[Begin Excerpted records]
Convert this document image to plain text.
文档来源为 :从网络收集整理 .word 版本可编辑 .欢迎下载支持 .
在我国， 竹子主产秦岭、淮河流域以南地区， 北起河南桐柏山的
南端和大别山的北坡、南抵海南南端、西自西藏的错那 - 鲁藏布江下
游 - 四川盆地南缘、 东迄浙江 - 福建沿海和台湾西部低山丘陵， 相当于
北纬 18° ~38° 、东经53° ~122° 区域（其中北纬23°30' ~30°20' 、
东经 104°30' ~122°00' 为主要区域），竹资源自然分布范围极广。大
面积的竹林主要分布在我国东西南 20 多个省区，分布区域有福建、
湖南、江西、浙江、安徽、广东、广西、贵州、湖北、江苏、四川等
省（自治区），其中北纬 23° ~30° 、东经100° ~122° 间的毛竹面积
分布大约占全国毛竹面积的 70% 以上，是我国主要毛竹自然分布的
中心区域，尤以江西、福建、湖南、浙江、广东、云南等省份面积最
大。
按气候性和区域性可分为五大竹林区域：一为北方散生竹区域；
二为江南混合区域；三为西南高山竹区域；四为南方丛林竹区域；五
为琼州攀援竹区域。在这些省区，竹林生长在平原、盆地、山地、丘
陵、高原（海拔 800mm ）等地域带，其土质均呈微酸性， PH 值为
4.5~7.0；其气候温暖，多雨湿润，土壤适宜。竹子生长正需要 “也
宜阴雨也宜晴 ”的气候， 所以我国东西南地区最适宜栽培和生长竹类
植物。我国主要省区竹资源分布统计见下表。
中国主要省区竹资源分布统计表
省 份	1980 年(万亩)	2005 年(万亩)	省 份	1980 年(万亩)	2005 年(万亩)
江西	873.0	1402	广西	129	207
[End Excerpted records]
### Requirements
Retype all of the material above with every character intact.

### Reply to the task
Convert this document image to plain text.
文档来源为 :从网络收集整理 .word 版本可编辑 .欢迎下载支持 .
在我国， 竹子主产秦岭、淮河流域以南地区， 北起河南桐柏山的
南端和大别山的北坡、南抵海南南端、西自西藏的错那 - 鲁藏布江下
游 - 四川盆地南缘、 东迄浙江 - 福建沿海和台湾西部低山丘陵， 相当于
北纬 18° ~38° 、东经53° ~122° 区域（其中北纬23°30' ~30°20' 、
东经 104°30' ~122°00' 为主要区域），竹资源自然分布范围极广。大
面积的竹林主要分布在我国东西南 20 多个省区，分布区域有福建、
湖南、江西、浙江、安徽、广东、广西、贵州、湖北、江苏、四川等
省（自治区），其中北纬 23° ~30° 、东经100° ~122° 间的毛竹面积
分布大约占全国毛竹面积的 70% 以上，是我国主要毛竹自然分布的
中心区域，尤以江西、福建、湖南、浙江、广东、云南等省份面积最
大。
按气候性和区域性可分为五大竹林区域：一为北方散生竹区域；
二为江南混合区域；三为西南高山竹区域；四为南方丛林竹区域；五
为琼州攀援竹区域。在这些省区，竹林生长在平原、盆地、山地、丘
陵、高原（海拔 800mm ）等地域带，其土质均呈微酸性， PH 值为
4.5~7.0；其气候温暖，多雨湿润，土壤适宜。竹子生长正需要 “也
宜阴雨也宜晴 ”的气候， 所以我国东西南地区最适宜栽培和生长竹类
植物。我国主要省区竹资源分布统计见下表。
中国主要省区竹资源分布统计表
省 份	1980 年(万亩)	2005 年(万亩)	省 份	1980 年(万亩)	2005 年(万亩)
江西	873.0	1402	广西	129	207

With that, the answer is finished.